■ Given task:
Leave the pictures out, and retype all of the material exactly as written.

(Dataset entries)
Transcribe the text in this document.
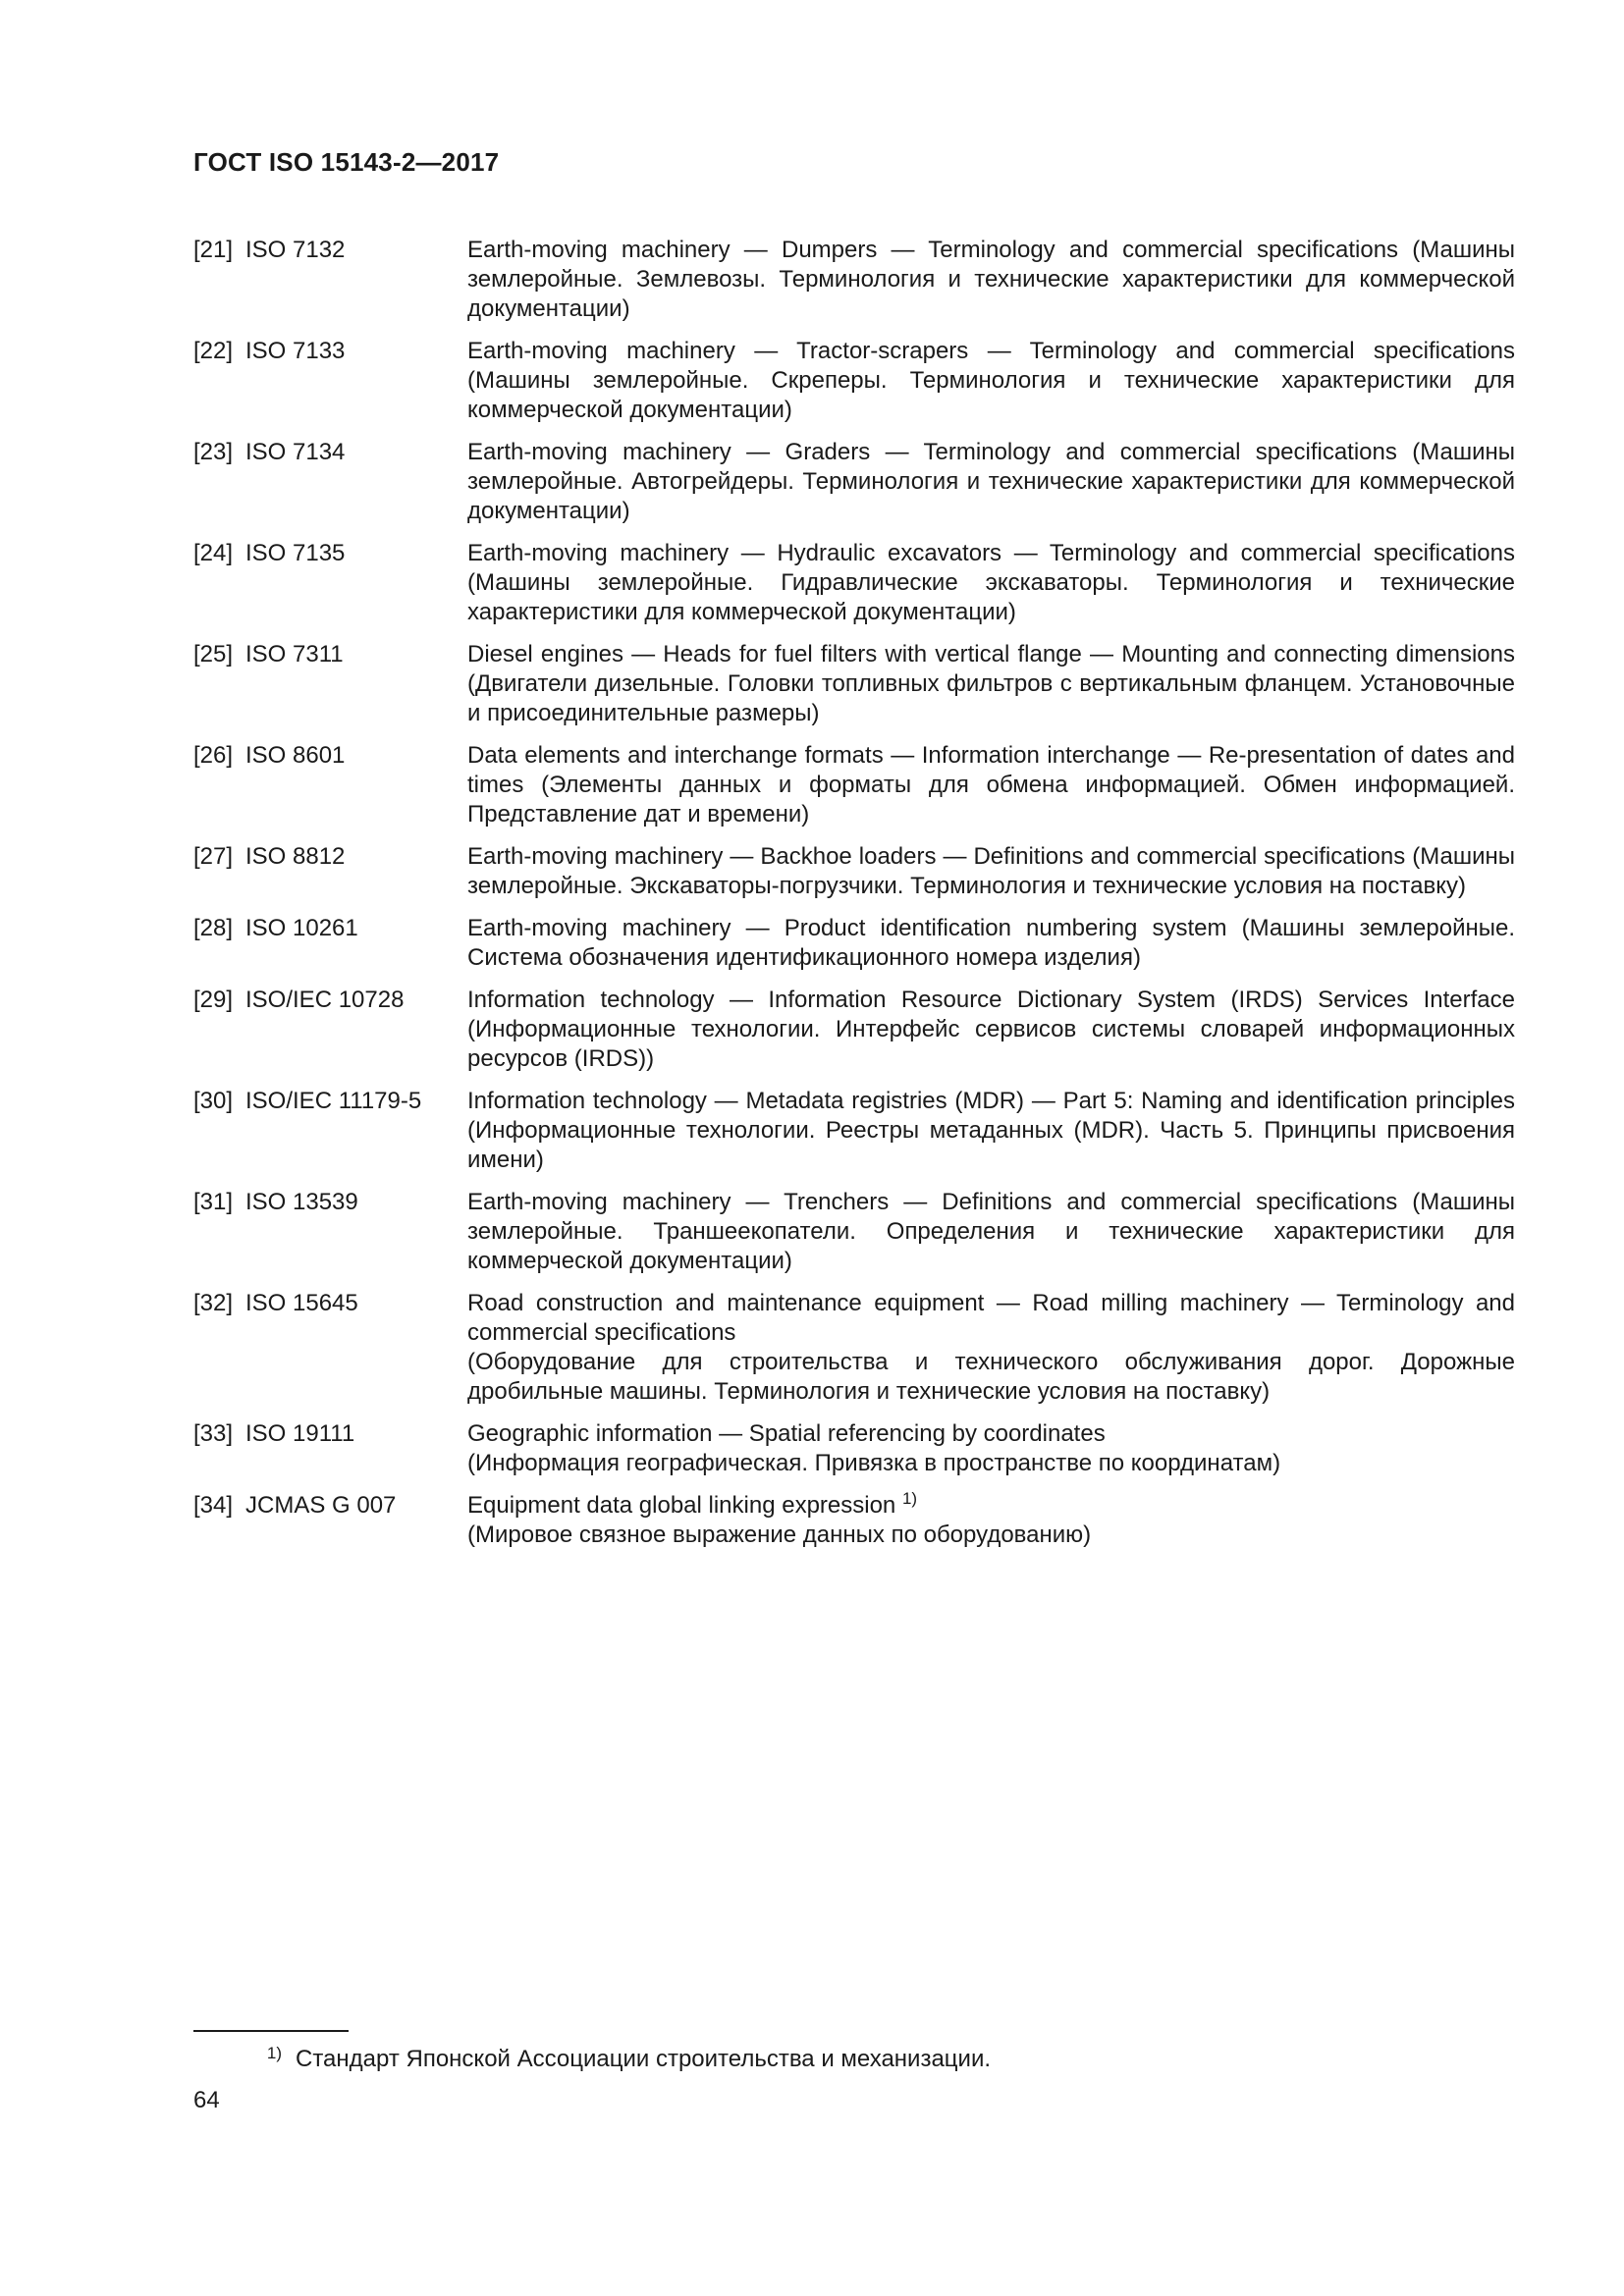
ГОСТ ISO 15143-2—2017
[21] ISO 7132	Earth-moving machinery — Dumpers — Terminology and commercial specifications (Машины землеройные. Землевозы. Терминология и технические характеристики для коммерческой документации)

[22] ISO 7133	Earth-moving machinery — Tractor-scrapers — Terminology and commercial specifications (Машины землеройные. Скреперы. Терминология и технические характеристики для коммерческой документации)

[23] ISO 7134	Earth-moving machinery — Graders — Terminology and commercial specifications (Машины землеройные. Автогрейдеры. Терминология и технические характеристики для коммерческой документации)

[24] ISO 7135	Earth-moving machinery — Hydraulic excavators — Terminology and commercial specifications (Машины землеройные. Гидравлические экскаваторы. Терминология и технические характеристики для коммерческой документации)

[25] ISO 7311	Diesel engines — Heads for fuel filters with vertical flange — Mounting and connecting dimensions (Двигатели дизельные. Головки топливных фильтров с вертикальным фланцем. Установочные и присоединительные размеры)

[26] ISO 8601	Data elements and interchange formats — Information interchange — Re-presentation of dates and times (Элементы данных и форматы для обмена информацией. Обмен информацией. Представление дат и времени)

[27] ISO 8812	Earth-moving machinery — Backhoe loaders — Definitions and commercial specifications (Машины землеройные. Экскаваторы-погрузчики. Терминология и технические условия на поставку)

[28] ISO 10261	Earth-moving machinery — Product identification numbering system (Машины землеройные. Система обозначения идентификационного номера изделия)

[29] ISO/IEC 10728	Information technology — Information Resource Dictionary System (IRDS) Services Interface (Информационные технологии. Интерфейс сервисов системы словарей информационных ресурсов (IRDS))

[30] ISO/IEC 11179-5	Information technology — Metadata registries (MDR) — Part 5: Naming and identification principles (Информационные технологии. Реестры метаданных (MDR). Часть 5. Принципы присвоения имени)

[31] ISO 13539	Earth-moving machinery — Trenchers — Definitions and commercial specifications (Машины землеройные. Траншеекопатели. Определения и технические характеристики для коммерческой документации)

[32] ISO 15645	Road construction and maintenance equipment — Road milling machinery — Terminology and commercial specifications

(Оборудование для строительства и технического обслуживания дорог. Дорожные дробильные машины. Терминология и технические условия на поставку)

[33] ISO 19111	Geographic information — Spatial referencing by coordinates

(Информация географическая. Привязка в пространстве по координатам)

[34] JCMAS G 007	Equipment data global linking expression $^{1)}$

(Мировое связное выражение данных по оборудованию)

1) Стандарт Японской Ассоциации строительства и механизации.
64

■ Full answer:
Transcribe the text in this document.
ГОСТ ISO 15143-2—2017
[21] ISO 7132	Earth-moving machinery — Dumpers — Terminology and commercial specifications (Машины землеройные. Землевозы. Терминология и технические характеристики для коммерческой документации)

[22] ISO 7133	Earth-moving machinery — Tractor-scrapers — Terminology and commercial specifications (Машины землеройные. Скреперы. Терминология и технические характеристики для коммерческой документации)

[23] ISO 7134	Earth-moving machinery — Graders — Terminology and commercial specifications (Машины землеройные. Автогрейдеры. Терминология и технические характеристики для коммерческой документации)

[24] ISO 7135	Earth-moving machinery — Hydraulic excavators — Terminology and commercial specifications (Машины землеройные. Гидравлические экскаваторы. Терминология и технические характеристики для коммерческой документации)

[25] ISO 7311	Diesel engines — Heads for fuel filters with vertical flange — Mounting and connecting dimensions (Двигатели дизельные. Головки топливных фильтров с вертикальным фланцем. Установочные и присоединительные размеры)

[26] ISO 8601	Data elements and interchange formats — Information interchange — Re-presentation of dates and times (Элементы данных и форматы для обмена информацией. Обмен информацией. Представление дат и времени)

[27] ISO 8812	Earth-moving machinery — Backhoe loaders — Definitions and commercial specifications (Машины землеройные. Экскаваторы-погрузчики. Терминология и технические условия на поставку)

[28] ISO 10261	Earth-moving machinery — Product identification numbering system (Машины землеройные. Система обозначения идентификационного номера изделия)

[29] ISO/IEC 10728	Information technology — Information Resource Dictionary System (IRDS) Services Interface (Информационные технологии. Интерфейс сервисов системы словарей информационных ресурсов (IRDS))

[30] ISO/IEC 11179-5	Information technology — Metadata registries (MDR) — Part 5: Naming and identification principles (Информационные технологии. Реестры метаданных (MDR). Часть 5. Принципы присвоения имени)

[31] ISO 13539	Earth-moving machinery — Trenchers — Definitions and commercial specifications (Машины землеройные. Траншеекопатели. Определения и технические характеристики для коммерческой документации)

[32] ISO 15645	Road construction and maintenance equipment — Road milling machinery — Terminology and commercial specifications

(Оборудование для строительства и технического обслуживания дорог. Дорожные дробильные машины. Терминология и технические условия на поставку)

[33] ISO 19111	Geographic information — Spatial referencing by coordinates

(Информация географическая. Привязка в пространстве по координатам)

[34] JCMAS G 007	Equipment data global linking expression $^{1)}$

(Мировое связное выражение данных по оборудованию)

1) Стандарт Японской Ассоциации строительства и механизации.
64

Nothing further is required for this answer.